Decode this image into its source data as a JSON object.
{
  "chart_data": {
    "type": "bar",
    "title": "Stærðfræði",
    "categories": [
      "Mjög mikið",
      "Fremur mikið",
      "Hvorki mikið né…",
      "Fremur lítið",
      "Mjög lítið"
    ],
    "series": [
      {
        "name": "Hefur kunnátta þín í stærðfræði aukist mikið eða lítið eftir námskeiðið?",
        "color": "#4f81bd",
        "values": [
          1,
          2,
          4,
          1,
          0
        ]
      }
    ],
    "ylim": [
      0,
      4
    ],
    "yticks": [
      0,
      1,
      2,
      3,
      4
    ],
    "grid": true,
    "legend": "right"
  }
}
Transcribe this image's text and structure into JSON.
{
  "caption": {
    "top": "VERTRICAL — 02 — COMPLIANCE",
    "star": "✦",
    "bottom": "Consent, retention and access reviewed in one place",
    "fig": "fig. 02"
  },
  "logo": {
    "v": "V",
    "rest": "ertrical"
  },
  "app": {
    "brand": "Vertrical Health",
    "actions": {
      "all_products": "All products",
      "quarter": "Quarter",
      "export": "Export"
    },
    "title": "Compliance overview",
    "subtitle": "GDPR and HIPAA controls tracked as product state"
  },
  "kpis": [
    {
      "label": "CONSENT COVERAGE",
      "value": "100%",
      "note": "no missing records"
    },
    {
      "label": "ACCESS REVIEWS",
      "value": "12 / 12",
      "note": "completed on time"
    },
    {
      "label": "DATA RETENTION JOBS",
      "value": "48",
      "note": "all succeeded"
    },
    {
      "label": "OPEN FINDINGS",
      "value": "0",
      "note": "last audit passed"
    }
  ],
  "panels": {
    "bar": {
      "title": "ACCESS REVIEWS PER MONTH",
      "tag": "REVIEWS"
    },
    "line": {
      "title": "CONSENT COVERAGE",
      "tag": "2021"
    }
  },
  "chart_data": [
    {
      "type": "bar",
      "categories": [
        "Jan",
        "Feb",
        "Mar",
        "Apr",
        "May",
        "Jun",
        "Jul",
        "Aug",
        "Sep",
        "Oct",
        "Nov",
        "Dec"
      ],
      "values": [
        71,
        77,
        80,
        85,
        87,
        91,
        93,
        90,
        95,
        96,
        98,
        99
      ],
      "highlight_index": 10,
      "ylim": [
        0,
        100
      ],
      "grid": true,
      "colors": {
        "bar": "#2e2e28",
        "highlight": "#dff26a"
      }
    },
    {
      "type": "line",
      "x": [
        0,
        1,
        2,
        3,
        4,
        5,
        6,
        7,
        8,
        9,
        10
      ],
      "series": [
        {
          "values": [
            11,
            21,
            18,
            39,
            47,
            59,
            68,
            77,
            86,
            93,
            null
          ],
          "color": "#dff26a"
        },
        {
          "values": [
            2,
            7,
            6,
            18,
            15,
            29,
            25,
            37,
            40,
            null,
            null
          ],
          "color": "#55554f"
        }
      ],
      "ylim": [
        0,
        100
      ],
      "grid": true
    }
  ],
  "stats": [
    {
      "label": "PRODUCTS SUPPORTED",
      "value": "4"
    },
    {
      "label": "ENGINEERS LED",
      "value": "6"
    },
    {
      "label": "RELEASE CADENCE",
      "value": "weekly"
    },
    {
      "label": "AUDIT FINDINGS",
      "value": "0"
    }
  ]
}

* * *

**Task instructions**. From the records, copy every line that has the string "lítið" in it.

**Solution to the problem**.
      "Fremur lítið",
      "Mjög lítið"
        "name": "Hefur kunnátta þín í stærðfræði aukist mikið eða lítið eftir námskeiðið?",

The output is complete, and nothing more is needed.